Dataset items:
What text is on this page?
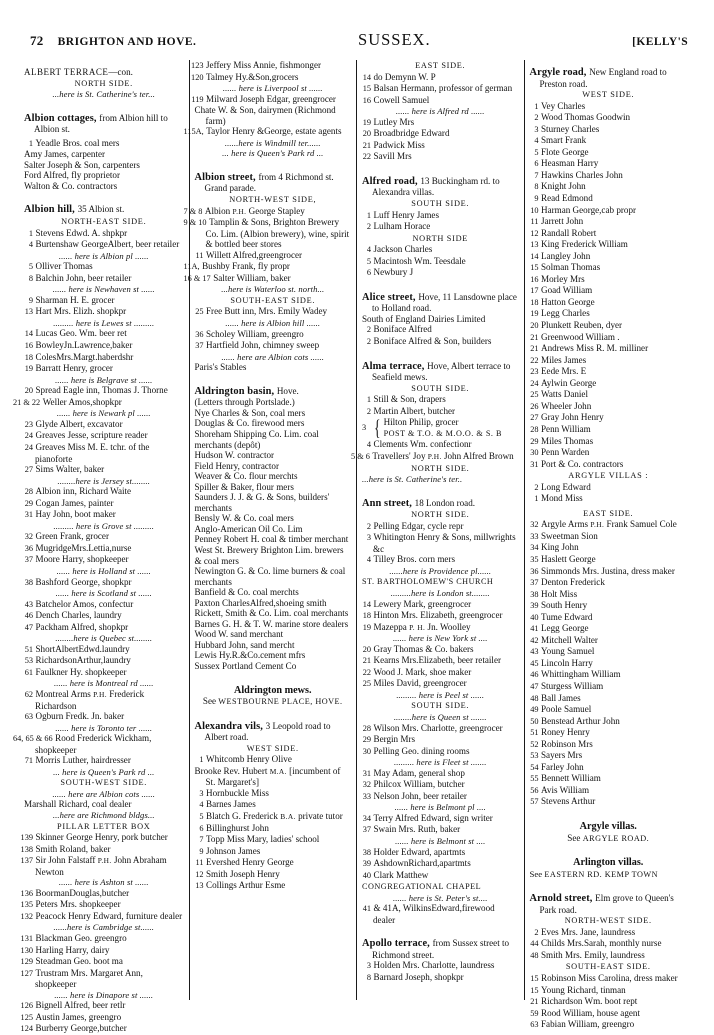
72 BRIGHTON AND HOVE.	SUSSEX.	[KELLY'S
ALBERT TERRACE—con.
NORTH SIDE.
...here is St. Catherine's ter...
Albion cottages, from Albion hill to Albion st.
1 Yeadle Bros. coal mers
Amy James, carpenter
Salter Joseph & Son, carpenters
Ford Alfred, fly proprietor
Walton & Co. contractors
Albion hill, 35 Albion st.
NORTH-EAST SIDE.
1 Stevens Edwd. A. shpkpr
4 Burtenshaw GeorgeAlbert, beer retailer
...... here is Albion pl ......
5 Olliver Thomas
8 Balchin John, beer retailer
...... here is Newhaven st ......
9 Sharman H. E. grocer
13 Hart Mrs. Elizh. shopkpr
......... here is Lewes st .........
14 Lucas Geo. Wm. beer ret
16 BowleyJn.Lawrence,baker
18 ColesMrs.Margt.haberdshr
19 Barratt Henry, grocer
...... here is Belgrave st ......
20 Spread Eagle inn, Thomas J. Thorne
21 & 22 Weller Amos,shopkpr
...... here is Newark pl ......
23 Glyde Albert, excavator
24 Greaves Jesse, scripture reader
24 Greaves Miss M. E. tchr. of the pianoforte
27 Sims Walter, baker
........here is Jersey st........
28 Albion inn, Richard Waite
29 Cogan James, painter
31 Hay John, boot maker
......... here is Grove st .........
32 Green Frank, grocer
36 MugridgeMrs.Lettia,nurse
37 Moore Harry, shopkeeper
...... here is Holland st ......
38 Bashford George, shopkpr
...... here is Scotland st ......
43 Batchelor Amos, confectur
46 Dench Charles, laundry
47 Packham Alfred, shopkpr
........here is Quebec st........
51 ShortAlbertEdwd.laundry
53 RichardsonArthur,laundry
61 Faulkner Hy. shopkeeper
...... here is Montreal rd ......
62 Montreal Arms P.H. Frederick Richardson
63 Ogburn Fredk. Jn. baker
...... here is Toronto ter ......
64, 65 & 66 Rood Frederick Wickham, shopkeeper
71 Morris Luther, hairdresser
... here is Queen's Park rd ...
SOUTH-WEST SIDE.
...... here are Albion cots ......
Marshall Richard, coal dealer
...here are Richmond bldgs...
PILLAR LETTER BOX
139 Skinner George Henry, pork butcher
138 Smith Roland, baker
137 Sir John Falstaff P.H. John Abraham Newton
...... here is Ashton st ......
136 BoormanDouglas,butcher
135 Peters Mrs. shopkeeper
132 Peacock Henry Edward, furniture dealer
......here is Cambridge st......
131 Blackman Geo. greengro
130 Harling Harry, dairy
129 Steadman Geo. boot ma
127 Trustram Mrs. Margaret Ann, shopkeeper
...... here is Dinapore st ......
126 Bignell Alfred, beer retlr
125 Austin James, greengro
124 Burberry George,butcher
123 Jeffery Miss Annie, fishmonger
120 Talmey Hy.&Son,grocers
...... here is Liverpool st ......
119 Milward Joseph Edgar, greengrocer
Chate W. & Son, dairymen (Richmond farm)
115A, Taylor Henry &George, estate agents
......here is Windmill ter......
... here is Queen's Park rd ...
Albion street, from 4 Richmond st. Grand parade.
NORTH-WEST SIDE,
7 & 8 Albion P.H. George Stapley
9 & 10 Tamplin & Sons, Brighton Brewery Co. Lim. (Albion brewery), wine, spirit & bottled beer stores
11 Willett Alfred,greengrocer
11A, Bushby Frank, fly propr
16 & 17 Salter William, baker
...here is Waterloo st. north...
SOUTH-EAST SIDE.
25 Free Butt inn, Mrs. Emily Wadey
...... here is Albion hill ......
36 Scholey William, greengro
37 Hartfield John, chimney sweep
...... here are Albion cots ......
Paris's Stables
Aldrington basin, Hove.
(Letters through Portslade.)
Nye Charles & Son, coal mers
Douglas & Co. firewood mers
Shoreham Shipping Co. Lim. coal merchants (depôt)
Hudson W. contractor
Field Henry, contractor
Weaver & Co. flour merchts
Spiller & Baker, flour mers
Saunders J. J. & G. & Sons, builders' merchants
Bensly W. & Co. coal mers
Anglo-American Oil Co. Lim
Penney Robert H. coal & timber merchant
West St. Brewery Brighton Lim. brewers & coal mers
Newington G. & Co. lime burners & coal merchants
Banfield & Co. coal merchts
Paxton CharlesAlfred,shoeing smith
Rickett, Smith & Co. Lim. coal merchants
Barnes G. H. & T. W. marine store dealers
Wood W. sand merchant
Hubbard John, sand mercht
Lewis Hy.R.&Co.cement mfrs
Sussex Portland Cement Co
Aldrington mews.
See WESTBOURNE PLACE, HOVE.
Alexandra vils, 3 Leopold road to Albert road.
WEST SIDE.
1 Whitcomb Henry Olive
Brooke Rev. Hubert M.A. [incumbent of St. Margaret's]
3 Hornbuckle Miss
4 Barnes James
5 Blatch G. Frederick B.A. private tutor
6 Billinghurst John
7 Topp Miss Mary, ladies' school
9 Johnson James
11 Evershed Henry George
12 Smith Joseph Henry
13 Collings Arthur Esme
EAST SIDE.
14 do Demynn W. P
15 Balsan Hermann, professor of german
16 Cowell Samuel
...... here is Alfred rd ......
19 Lutley Mrs
20 Broadbridge Edward
21 Padwick Miss
22 Savill Mrs
Alfred road, 13 Buckingham rd. to Alexandra villas.
SOUTH SIDE.
1 Luff Henry James
2 Lulham Horace
NORTH SIDE
4 Jackson Charles
5 Macintosh Wm. Teesdale
6 Newbury J
Alice street, Hove, 11 Lansdowne place to Holland road.
South of England Dairies Limited
2 Boniface Alfred
2 Boniface Alfred & Son, builders
Alma terrace, Hove, Albert terrace to Seafield mews.
SOUTH SIDE.
1 Still & Son, drapers
2 Martin Albert, butcher
3 { Hilton Philip, grocer
POST & T.O. & M.O.O. & S. B
4 Clements Wm. confectionr
5 & 6 Travellers' Joy P.H. John Alfred Brown
NORTH SIDE.
...here is St. Catherine's ter..
Ann street, 18 London road.
NORTH SIDE.
2 Pelling Edgar, cycle repr
3 Whitington Henry & Sons, millwrights &c
4 Tilley Bros. corn mers
......here is Providence pl......
ST. BARTHOLOMEW'S CHURCH
.........here is London st........
14 Lewery Mark, greengrocer
18 Hinton Mrs. Elizabeth, greengrocer
19 Mazeppa P. H. Jn. Woolley
...... here is New York st ....
20 Gray Thomas & Co. bakers
21 Kearns Mrs.Elizabeth, beer retailer
22 Wood J. Mark, shoe maker
25 Miles David, greengrocer
......... here is Peel st ......
SOUTH SIDE.
........here is Queen st .......
28 Wilson Mrs. Charlotte, greengrocer
29 Bergin Mrs
30 Pelling Geo. dining rooms
......... here is Fleet st .......
31 May Adam, general shop
32 Philcox William, butcher
33 Nelson John, beer retailer
...... here is Belmont pl ....
34 Terry Alfred Edward, sign writer
37 Swain Mrs. Ruth, baker
...... here is Belmont st ....
38 Holder Edward, apartmts
39 AshdownRichard,apartmts
40 Clark Matthew
CONGREGATIONAL CHAPEL
...... here is St. Peter's st....
41 & 41A, WilkinsEdward,firewood dealer
Apollo terrace, from Sussex street to Richmond street.
3 Holden Mrs. Charlotte, laundress
8 Barnard Joseph, shopkpr
Argyle road, New England road to Preston road.
WEST SIDE.
1 Vey Charles
2 Wood Thomas Goodwin
3 Sturney Charles
4 Smart Frank
5 Flote George
6 Heasman Harry
7 Hawkins Charles John
8 Knight John
9 Read Edmond
10 Harman George,cab propr
11 Jarrett John
12 Randall Robert
13 King Frederick William
14 Langley John
15 Solman Thomas
16 Morley Mrs
17 Goad William
18 Hatton George
19 Legg Charles
20 Plunkett Reuben, dyer
21 Greenwood William .
21 Andrews Miss R. M. milliner
22 Miles James
23 Eede Mrs. E
24 Aylwin George
25 Watts Daniel
26 Wheeler John
27 Gray John Henry
28 Penn William
29 Miles Thomas
30 Penn Warden
31 Port & Co. contractors
ARGYLE VILLAS :
2 Long Edward
1 Mond Miss
EAST SIDE.
32 Argyle Arms P.H. Frank Samuel Cole
33 Sweetman Sion
34 King John
35 Haslett George
36 Simmonds Mrs. Justina, dress maker
37 Denton Frederick
38 Holt Miss
39 South Henry
40 Tume Edward
41 Legg George
42 Mitchell Walter
43 Young Samuel
45 Lincoln Harry
46 Whittingham William
47 Sturgess William
48 Ball James
49 Poole Samuel
50 Benstead Arthur John
51 Roney Henry
52 Robinson Mrs
53 Sayers Mrs
54 Farley John
55 Bennett William
56 Avis William
57 Stevens Arthur
Argyle villas.
See ARGYLE ROAD.
Arlington villas.
See EASTERN RD. KEMP TOWN
Arnold street, Elm grove to Queen's Park road.
NORTH-WEST SIDE.
2 Eves Mrs. Jane, laundress
44 Childs Mrs.Sarah, monthly nurse
48 Smith Mrs. Emily, laundress
SOUTH-EAST SIDE.
15 Robinson Miss Carolina, dress maker
15 Young Richard, tinman
21 Richardson Wm. boot rept
59 Rood William, house agent
63 Fabian William, greengro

Work to be completed: State the count of lines in the data holding the word "Margaret", adding nothing to it.

Solution for this task: 2